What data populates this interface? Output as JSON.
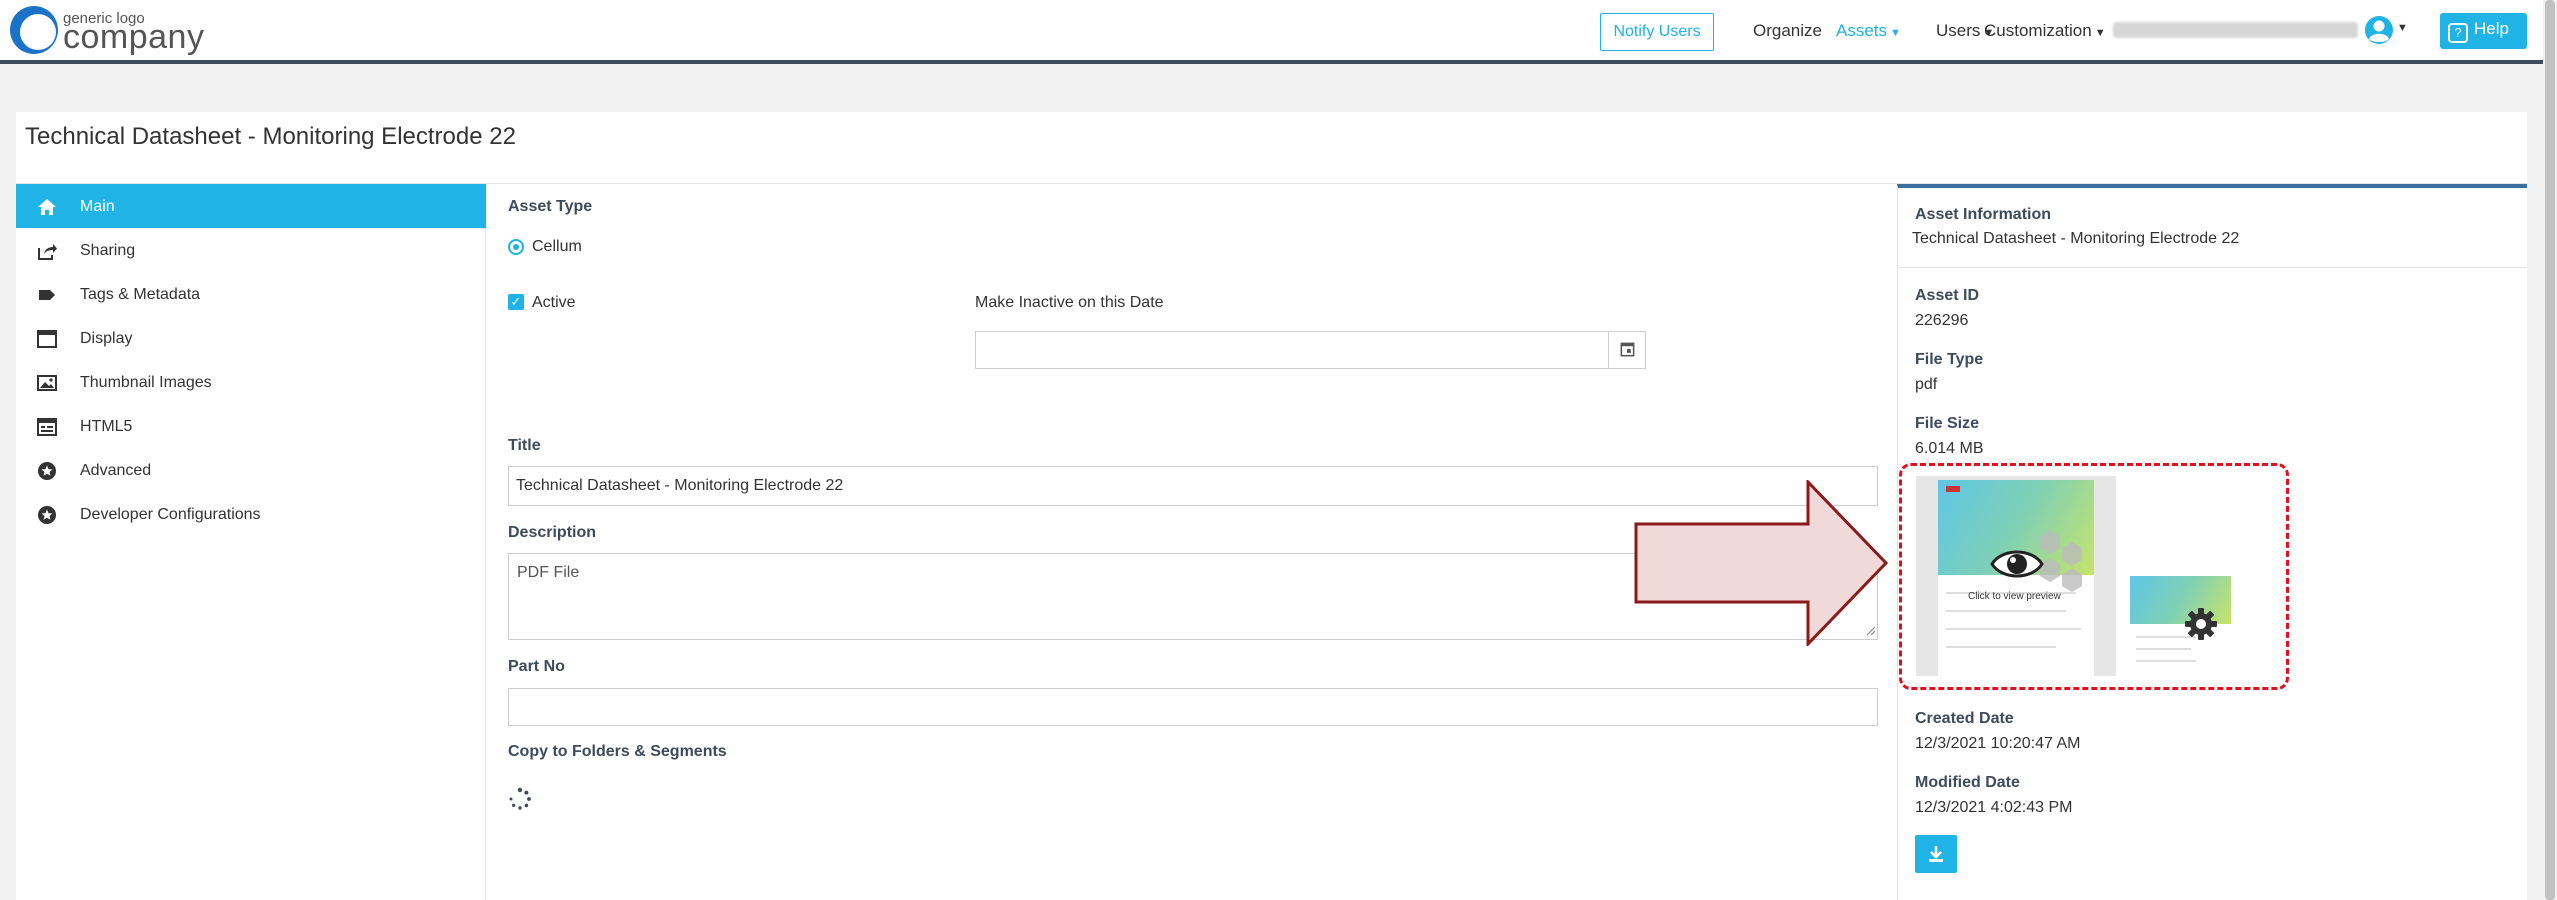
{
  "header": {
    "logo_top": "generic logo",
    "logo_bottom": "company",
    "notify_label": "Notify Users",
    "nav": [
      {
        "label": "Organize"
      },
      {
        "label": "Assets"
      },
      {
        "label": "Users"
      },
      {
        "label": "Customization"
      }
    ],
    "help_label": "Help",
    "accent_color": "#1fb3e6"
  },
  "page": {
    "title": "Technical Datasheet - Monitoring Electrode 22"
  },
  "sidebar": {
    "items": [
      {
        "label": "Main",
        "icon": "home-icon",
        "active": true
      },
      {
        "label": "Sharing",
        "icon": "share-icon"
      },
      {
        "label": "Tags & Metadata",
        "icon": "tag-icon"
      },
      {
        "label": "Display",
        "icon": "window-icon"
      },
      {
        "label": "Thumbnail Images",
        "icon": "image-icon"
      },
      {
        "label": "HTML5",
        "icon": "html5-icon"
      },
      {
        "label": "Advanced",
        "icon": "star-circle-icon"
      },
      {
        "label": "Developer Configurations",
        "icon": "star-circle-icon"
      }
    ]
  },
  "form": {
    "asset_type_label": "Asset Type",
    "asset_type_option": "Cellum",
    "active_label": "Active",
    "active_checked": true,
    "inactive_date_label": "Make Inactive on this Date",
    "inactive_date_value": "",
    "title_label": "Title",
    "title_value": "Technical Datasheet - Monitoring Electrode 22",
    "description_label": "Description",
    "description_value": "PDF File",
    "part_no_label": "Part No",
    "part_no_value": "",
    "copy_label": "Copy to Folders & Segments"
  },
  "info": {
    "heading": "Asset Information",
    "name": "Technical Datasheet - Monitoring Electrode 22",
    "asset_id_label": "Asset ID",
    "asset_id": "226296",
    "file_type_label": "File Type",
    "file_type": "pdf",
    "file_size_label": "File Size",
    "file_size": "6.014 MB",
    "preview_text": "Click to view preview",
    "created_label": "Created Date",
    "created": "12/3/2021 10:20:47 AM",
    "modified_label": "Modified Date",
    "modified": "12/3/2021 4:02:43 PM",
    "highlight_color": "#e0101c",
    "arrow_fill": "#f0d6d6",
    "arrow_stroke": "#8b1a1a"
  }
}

EXERCISE DESCRIPTION |
From the listing, extract all text exactly as given and drop any picture.

WRITTEN RESPONSE |
What data populates this interface? Output as JSON.
{
  "header": {
    "logo_top": "generic logo",
    "logo_bottom": "company",
    "notify_label": "Notify Users",
    "nav": [
      {
        "label": "Organize"
      },
      {
        "label": "Assets"
      },
      {
        "label": "Users"
      },
      {
        "label": "Customization"
      }
    ],
    "help_label": "Help",
    "accent_color": "#1fb3e6"
  },
  "page": {
    "title": "Technical Datasheet - Monitoring Electrode 22"
  },
  "sidebar": {
    "items": [
      {
        "label": "Main",
        "icon": "home-icon",
        "active": true
      },
      {
        "label": "Sharing",
        "icon": "share-icon"
      },
      {
        "label": "Tags & Metadata",
        "icon": "tag-icon"
      },
      {
        "label": "Display",
        "icon": "window-icon"
      },
      {
        "label": "Thumbnail Images",
        "icon": "image-icon"
      },
      {
        "label": "HTML5",
        "icon": "html5-icon"
      },
      {
        "label": "Advanced",
        "icon": "star-circle-icon"
      },
      {
        "label": "Developer Configurations",
        "icon": "star-circle-icon"
      }
    ]
  },
  "form": {
    "asset_type_label": "Asset Type",
    "asset_type_option": "Cellum",
    "active_label": "Active",
    "active_checked": true,
    "inactive_date_label": "Make Inactive on this Date",
    "inactive_date_value": "",
    "title_label": "Title",
    "title_value": "Technical Datasheet - Monitoring Electrode 22",
    "description_label": "Description",
    "description_value": "PDF File",
    "part_no_label": "Part No",
    "part_no_value": "",
    "copy_label": "Copy to Folders & Segments"
  },
  "info": {
    "heading": "Asset Information",
    "name": "Technical Datasheet - Monitoring Electrode 22",
    "asset_id_label": "Asset ID",
    "asset_id": "226296",
    "file_type_label": "File Type",
    "file_type": "pdf",
    "file_size_label": "File Size",
    "file_size": "6.014 MB",
    "preview_text": "Click to view preview",
    "created_label": "Created Date",
    "created": "12/3/2021 10:20:47 AM",
    "modified_label": "Modified Date",
    "modified": "12/3/2021 4:02:43 PM",
    "highlight_color": "#e0101c",
    "arrow_fill": "#f0d6d6",
    "arrow_stroke": "#8b1a1a"
  }
}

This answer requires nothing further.